[Records]
▶

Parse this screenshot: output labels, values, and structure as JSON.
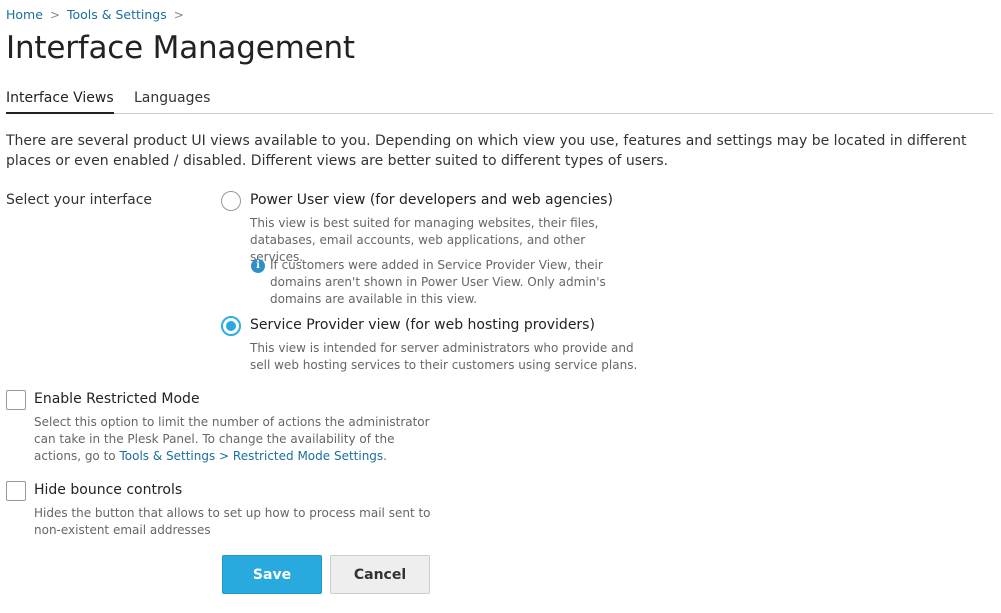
{
  "breadcrumb": {
    "home": "Home",
    "tools": "Tools & Settings",
    "separator": ">"
  },
  "page_title": "Interface Management",
  "tabs": [
    {
      "label": "Interface Views",
      "active": true
    },
    {
      "label": "Languages",
      "active": false
    }
  ],
  "intro": "There are several product UI views available to you. Depending on which view you use, features and settings may be located in different places or even enabled / disabled. Different views are better suited to different types of users.",
  "form": {
    "select_label": "Select your interface",
    "power_user": {
      "label": "Power User view (for developers and web agencies)",
      "hint": "This view is best suited for managing websites, their files, databases, email accounts, web applications, and other services.",
      "info": "If customers were added in Service Provider View, their domains aren't shown in Power User View. Only admin's domains are available in this view.",
      "checked": false
    },
    "service_provider": {
      "label": "Service Provider view (for web hosting providers)",
      "hint": "This view is intended for server administrators who provide and sell web hosting services to their customers using service plans.",
      "checked": true
    },
    "restricted_mode": {
      "label": "Enable Restricted Mode",
      "hint": "Select this option to limit the number of actions the administrator can take in the Plesk Panel. To change the availability of the actions, go to",
      "link": "Tools & Settings > Restricted Mode Settings",
      "link_suffix": ".",
      "checked": false
    },
    "bounce": {
      "label": "Hide bounce controls",
      "hint": "Hides the button that allows to set up how to process mail sent to non-existent email addresses",
      "checked": false
    }
  },
  "buttons": {
    "save": "Save",
    "cancel": "Cancel"
  },
  "icons": {
    "info": "info-icon",
    "chevron": "chevron-right-icon"
  },
  "colors": {
    "accent": "#28aade",
    "link": "#1a6fa0"
  }
}
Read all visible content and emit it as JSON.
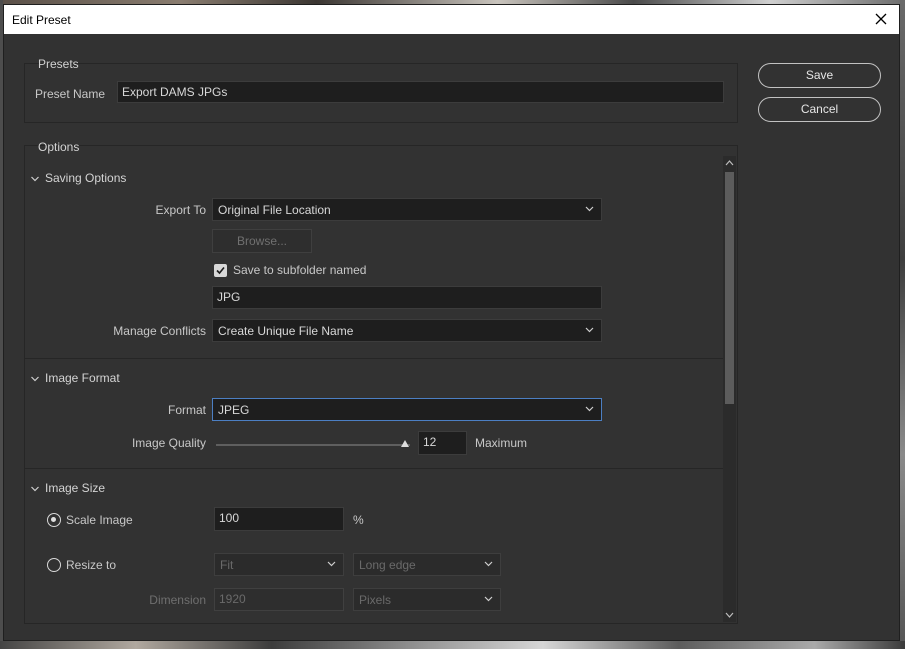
{
  "window": {
    "title": "Edit Preset"
  },
  "buttons": {
    "save": "Save",
    "cancel": "Cancel"
  },
  "presets": {
    "group_label": "Presets",
    "name_label": "Preset Name",
    "name_value": "Export DAMS JPGs"
  },
  "options": {
    "group_label": "Options"
  },
  "saving_options": {
    "header": "Saving Options",
    "export_to_label": "Export To",
    "export_to_value": "Original File Location",
    "browse_label": "Browse...",
    "subfolder_checkbox_label": "Save to subfolder named",
    "subfolder_checked": true,
    "subfolder_value": "JPG",
    "manage_conflicts_label": "Manage Conflicts",
    "manage_conflicts_value": "Create Unique File Name"
  },
  "image_format": {
    "header": "Image Format",
    "format_label": "Format",
    "format_value": "JPEG",
    "quality_label": "Image Quality",
    "quality_value": "12",
    "quality_level": 1.0,
    "quality_descriptor": "Maximum"
  },
  "image_size": {
    "header": "Image Size",
    "scale_label": "Scale Image",
    "scale_selected": true,
    "scale_value": "100",
    "scale_unit": "%",
    "resize_label": "Resize to",
    "resize_selected": false,
    "resize_mode_value": "Fit",
    "resize_edge_value": "Long edge",
    "dimension_label": "Dimension",
    "dimension_value": "1920",
    "dimension_unit_value": "Pixels"
  },
  "colors": {
    "dialog_bg": "#323232",
    "focus_border": "#4c7fc3",
    "field_bg": "#1e1e1e"
  }
}
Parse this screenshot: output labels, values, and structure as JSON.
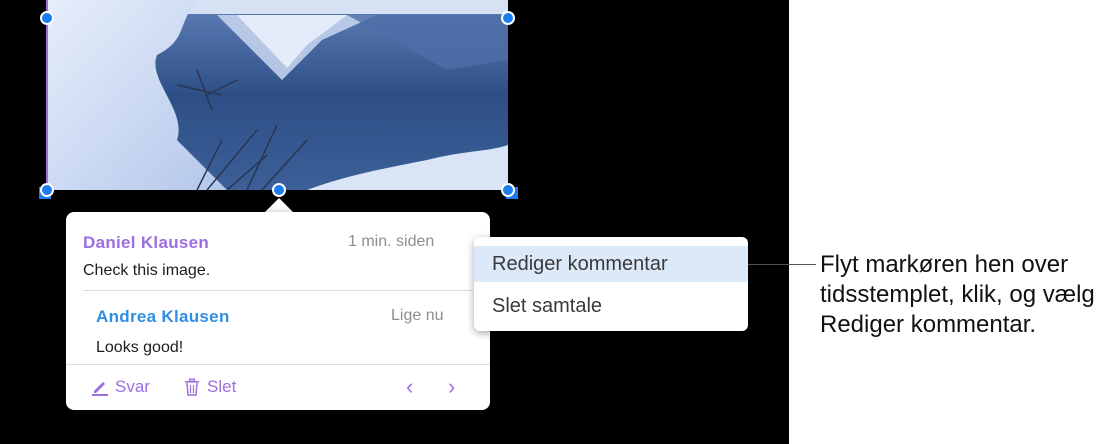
{
  "comment_thread": {
    "comments": [
      {
        "author": "Daniel Klausen",
        "time": "1 min. siden",
        "text": "Check this image.",
        "author_color": "#9b6fe0"
      },
      {
        "author": "Andrea Klausen",
        "time": "Lige nu",
        "text": "Looks good!",
        "author_color": "#2f8fe4"
      }
    ],
    "toolbar": {
      "reply_label": "Svar",
      "delete_label": "Slet",
      "prev_label": "‹",
      "next_label": "›"
    }
  },
  "context_menu": {
    "items": [
      {
        "label": "Rediger kommentar",
        "highlighted": true
      },
      {
        "label": "Slet samtale",
        "highlighted": false
      }
    ]
  },
  "callout": {
    "text": "Flyt markøren hen over tidsstemplet, klik, og vælg Rediger kommentar."
  },
  "colors": {
    "accent": "#9b6fe0",
    "selection": "#1b7cf2",
    "menu_highlight": "#dce9f9"
  }
}
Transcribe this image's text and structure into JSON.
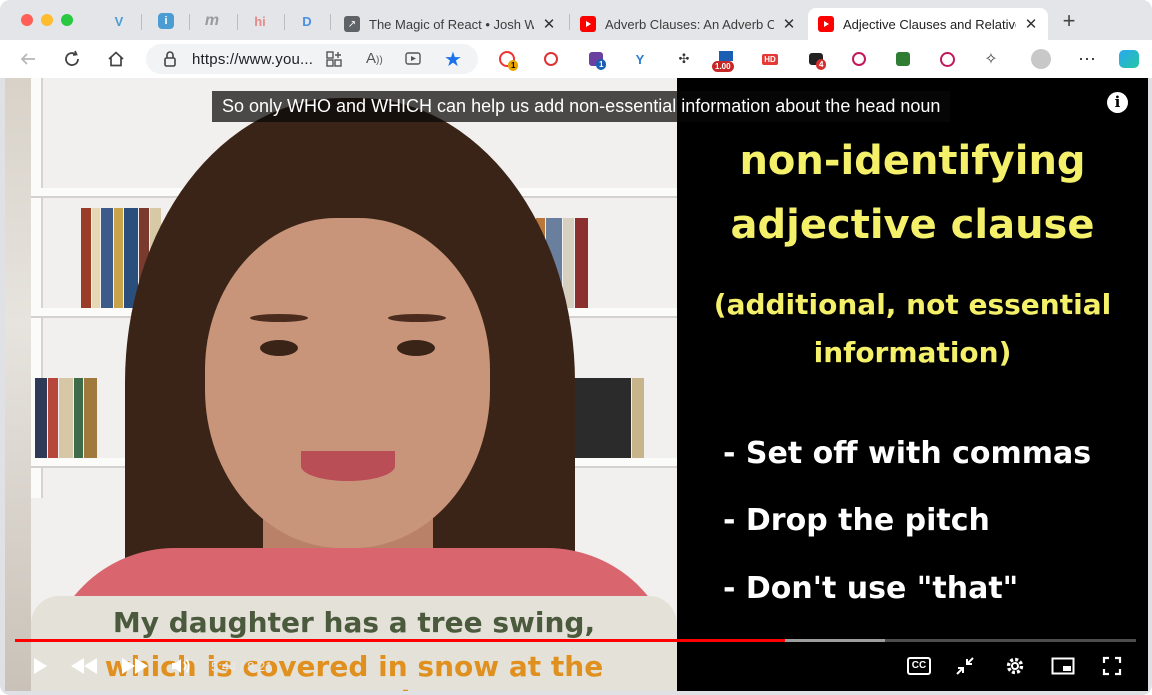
{
  "browser": {
    "pinned_tabs": [
      {
        "icon": "vimeo-icon",
        "color": "#4b9cd3"
      },
      {
        "icon": "info-icon",
        "color": "#4b9cd3"
      },
      {
        "icon": "medium-m-icon",
        "color": "#9a9a9a"
      },
      {
        "icon": "hi-icon",
        "color": "#e58a8a"
      },
      {
        "icon": "d-logo-icon",
        "color": "#4b8fe0"
      }
    ],
    "tabs": [
      {
        "title": "The Magic of React • Josh W C",
        "icon": "arrow-link-icon",
        "icon_color": "#5f6368"
      },
      {
        "title": "Adverb Clauses: An Adverb Cla",
        "icon": "youtube-icon",
        "icon_color": "#ff0000"
      },
      {
        "title": "Adjective Clauses and Relative",
        "icon": "youtube-icon",
        "icon_color": "#ff0000",
        "active": true
      }
    ],
    "address": {
      "url": "https://www.you..."
    },
    "extension_badges": {
      "ext1": "1",
      "ext3": "1",
      "speed": "1.00",
      "hd": "HD",
      "ext7": "4"
    }
  },
  "video": {
    "caption": "So only WHO and WHICH can help us add non-essential information about the head noun",
    "slide": {
      "title_line1": "non-identifying",
      "title_line2": "adjective clause",
      "sub_line1": "(additional, not essential",
      "sub_line2": "information)",
      "bullets": [
        "- Set off with commas",
        "- Drop the pitch",
        "- Don't use \"that\""
      ]
    },
    "burned_subtitle": {
      "line1": "My daughter has a tree swing,",
      "line2": "which is covered in snow at the moment."
    },
    "player": {
      "time": "5:44 / 8:21",
      "progress_played": 0.687,
      "progress_buffered": 0.776,
      "accent_color": "#ff0000"
    }
  }
}
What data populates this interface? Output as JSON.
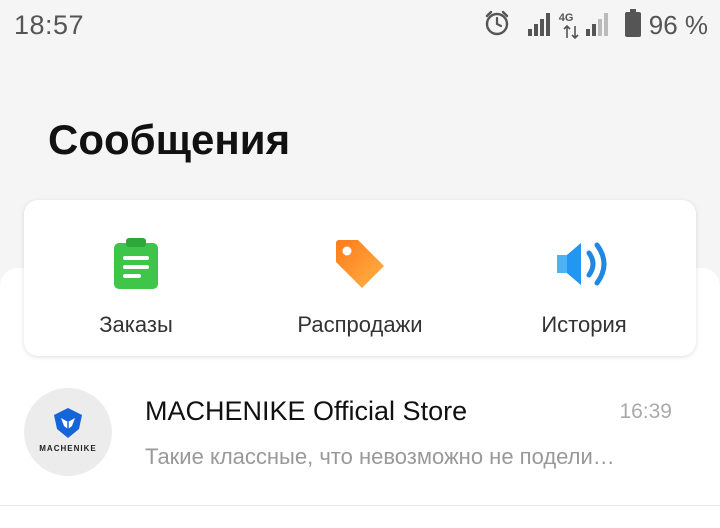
{
  "status_bar": {
    "time": "18:57",
    "network_label": "4G",
    "battery_percent": "96 %"
  },
  "page": {
    "title": "Сообщения"
  },
  "quick_actions": [
    {
      "label": "Заказы",
      "icon": "clipboard-icon",
      "color": "#3ec54a"
    },
    {
      "label": "Распродажи",
      "icon": "price-tag-icon",
      "color": "#ff8a1e"
    },
    {
      "label": "История",
      "icon": "speaker-icon",
      "color": "#1e88e5"
    }
  ],
  "chats": [
    {
      "name": "MACHENIKE Official Store",
      "time": "16:39",
      "preview": "Такие классные, что невозможно не подели…",
      "avatar_logo_text": "MACHENIKE"
    }
  ]
}
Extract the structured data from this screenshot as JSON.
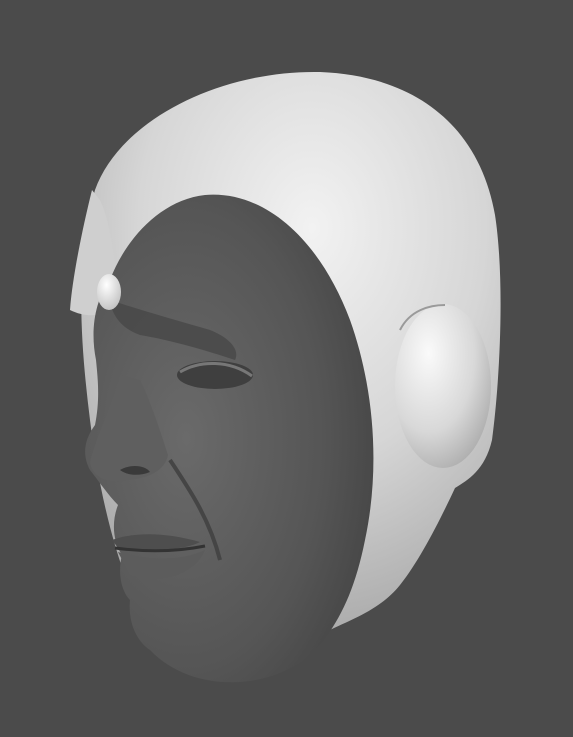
{
  "scene": {
    "subject": "sculpted-head-model",
    "background_color": "#4b4b4b",
    "helmet_color": "#d9d9d9",
    "face_color": "#555555",
    "gem_color": "#e6e6e6",
    "ear_disc_color": "#e0e0e0"
  }
}
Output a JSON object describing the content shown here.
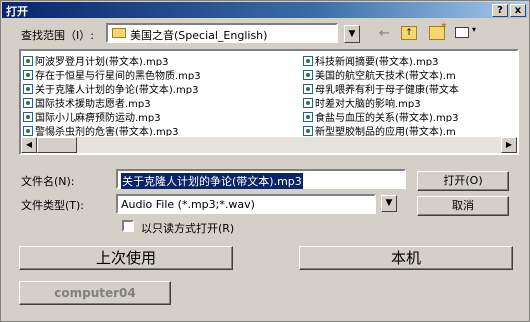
{
  "dialog": {
    "title": "打开",
    "help_btn": "?",
    "close_btn": "x"
  },
  "lookin": {
    "label": "查找范围（I）:",
    "value": "美国之音(Special_English)",
    "icons": [
      "up-folder-icon",
      "new-folder-icon",
      "view-menu-icon"
    ]
  },
  "files_col1": [
    "阿波罗登月计划(带文本).mp3",
    "存在于恒星与行星间的黑色物质.mp3",
    "关于克隆人计划的争论(带文本).mp3",
    "国际技术援助志愿者.mp3",
    "国际小儿麻痹预防运动.mp3",
    "警惕杀虫剂的危害(带文本).mp3"
  ],
  "files_col2": [
    "科技新闻摘要(带文本).mp3",
    "美国的航空航天技术(带文本).m",
    "母乳喂养有利于母子健康(带文本",
    "时差对大脑的影响.mp3",
    "食盐与血压的关系(带文本).mp3",
    "新型塑胶制品的应用(带文本).m"
  ],
  "filename": {
    "label": "文件名(N):",
    "value": "关于克隆人计划的争论(带文本).mp3"
  },
  "filetype": {
    "label": "文件类型(T):",
    "value": "Audio File (*.mp3;*.wav)"
  },
  "buttons": {
    "open": "打开(O)",
    "cancel": "取消"
  },
  "readonly_label": "以只读方式打开(R)",
  "places": {
    "last_used": "上次使用",
    "this_machine": "本机",
    "computer": "computer04"
  }
}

◀

• Goal
From the entries above, collect every line with the string "email" in it.

• Exercise output
      "hint": "This view is best suited for managing websites, their files, databases, email accounts, web applications, and other services.",
      "hint": "Hides the button that allows to set up how to process mail sent to non-existent email addresses",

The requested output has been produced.